◆ The problem: Retype each record below word for word. Leave the pictures out.

* start Dataset records *

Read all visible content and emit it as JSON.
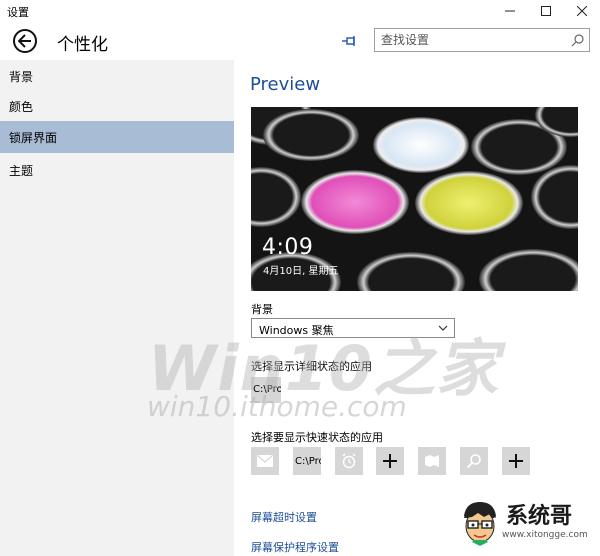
{
  "window": {
    "title": "设置",
    "minimize": "—",
    "maximize": "☐",
    "close": "✕"
  },
  "header": {
    "title": "个性化",
    "search_placeholder": "查找设置"
  },
  "sidebar": {
    "items": [
      {
        "label": "背景",
        "selected": false
      },
      {
        "label": "颜色",
        "selected": false
      },
      {
        "label": "锁屏界面",
        "selected": true
      },
      {
        "label": "主题",
        "selected": false
      }
    ],
    "selected_color": "#a9bcd6"
  },
  "main": {
    "preview_title": "Preview",
    "lock_time": "4:09",
    "lock_date": "4月10日, 星期五",
    "background_label": "背景",
    "background_value": "Windows 聚焦",
    "detail_label": "选择显示详细状态的应用",
    "detail_app": "C:\\Pro",
    "quick_label": "选择要显示快速状态的应用",
    "quick_apps": [
      {
        "icon": "mail-icon",
        "text": ""
      },
      {
        "icon": "",
        "text": "C:\\Pro"
      },
      {
        "icon": "alarm-icon",
        "text": ""
      },
      {
        "icon": "plus-icon",
        "text": ""
      },
      {
        "icon": "store-icon",
        "text": ""
      },
      {
        "icon": "search-icon",
        "text": ""
      },
      {
        "icon": "plus-icon",
        "text": ""
      }
    ],
    "link_timeout": "屏幕超时设置",
    "link_saver": "屏幕保护程序设置"
  },
  "watermark": {
    "big": "Win10之家",
    "url": "win10.ithome.com",
    "logo_text": "系统哥",
    "logo_url": "www.xitongge.com"
  },
  "colors": {
    "accent": "#1f4e99",
    "sidebar_bg": "#f2f2f2",
    "tile_bg": "#d6d6d6"
  }
}
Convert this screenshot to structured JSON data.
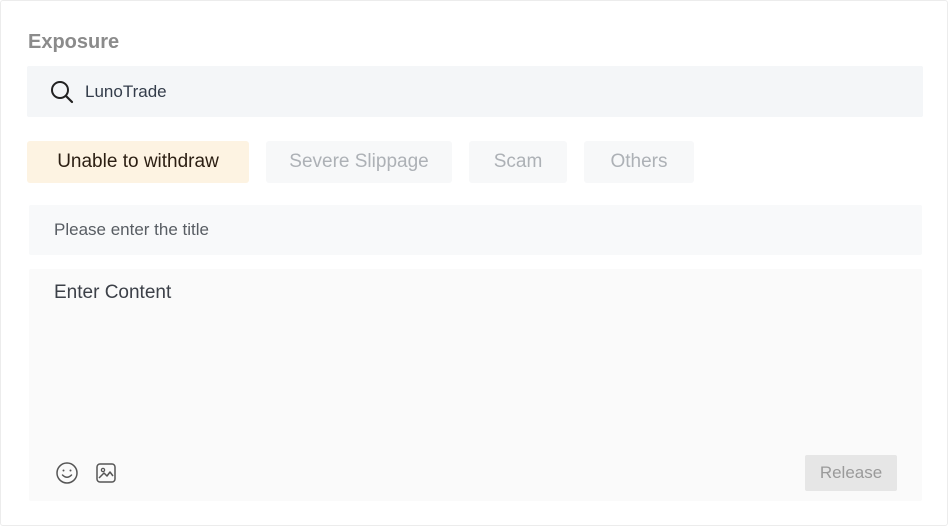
{
  "section": {
    "title": "Exposure"
  },
  "search": {
    "value": "LunoTrade",
    "icon": "search-icon"
  },
  "tabs": [
    {
      "label": "Unable to withdraw",
      "active": true
    },
    {
      "label": "Severe Slippage",
      "active": false
    },
    {
      "label": "Scam",
      "active": false
    },
    {
      "label": "Others",
      "active": false
    }
  ],
  "form": {
    "title_placeholder": "Please enter the title",
    "content_placeholder": "Enter Content",
    "release_label": "Release"
  },
  "toolbar": {
    "emoji_icon": "emoji-icon",
    "image_icon": "image-icon"
  },
  "colors": {
    "active_tab_bg": "#fdf3e2",
    "active_tab_text": "#2b1e12",
    "inactive_tab_text": "#adb1b6",
    "release_bg": "#e6e6e6"
  }
}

* end Dataset records *

◆ Written response:
Read all visible content and emit it as JSON.
{
  "window": {
    "title": "设置",
    "minimize": "—",
    "maximize": "☐",
    "close": "✕"
  },
  "header": {
    "title": "个性化",
    "search_placeholder": "查找设置"
  },
  "sidebar": {
    "items": [
      {
        "label": "背景",
        "selected": false
      },
      {
        "label": "颜色",
        "selected": false
      },
      {
        "label": "锁屏界面",
        "selected": true
      },
      {
        "label": "主题",
        "selected": false
      }
    ],
    "selected_color": "#a9bcd6"
  },
  "main": {
    "preview_title": "Preview",
    "lock_time": "4:09",
    "lock_date": "4月10日, 星期五",
    "background_label": "背景",
    "background_value": "Windows 聚焦",
    "detail_label": "选择显示详细状态的应用",
    "detail_app": "C:\\Pro",
    "quick_label": "选择要显示快速状态的应用",
    "quick_apps": [
      {
        "icon": "mail-icon",
        "text": ""
      },
      {
        "icon": "",
        "text": "C:\\Pro"
      },
      {
        "icon": "alarm-icon",
        "text": ""
      },
      {
        "icon": "plus-icon",
        "text": ""
      },
      {
        "icon": "store-icon",
        "text": ""
      },
      {
        "icon": "search-icon",
        "text": ""
      },
      {
        "icon": "plus-icon",
        "text": ""
      }
    ],
    "link_timeout": "屏幕超时设置",
    "link_saver": "屏幕保护程序设置"
  },
  "watermark": {
    "big": "Win10之家",
    "url": "win10.ithome.com",
    "logo_text": "系统哥",
    "logo_url": "www.xitongge.com"
  },
  "colors": {
    "accent": "#1f4e99",
    "sidebar_bg": "#f2f2f2",
    "tile_bg": "#d6d6d6"
  }
}
Convert this screenshot to structured JSON data.
{
  "section": {
    "title": "Exposure"
  },
  "search": {
    "value": "LunoTrade",
    "icon": "search-icon"
  },
  "tabs": [
    {
      "label": "Unable to withdraw",
      "active": true
    },
    {
      "label": "Severe Slippage",
      "active": false
    },
    {
      "label": "Scam",
      "active": false
    },
    {
      "label": "Others",
      "active": false
    }
  ],
  "form": {
    "title_placeholder": "Please enter the title",
    "content_placeholder": "Enter Content",
    "release_label": "Release"
  },
  "toolbar": {
    "emoji_icon": "emoji-icon",
    "image_icon": "image-icon"
  },
  "colors": {
    "active_tab_bg": "#fdf3e2",
    "active_tab_text": "#2b1e12",
    "inactive_tab_text": "#adb1b6",
    "release_bg": "#e6e6e6"
  }
}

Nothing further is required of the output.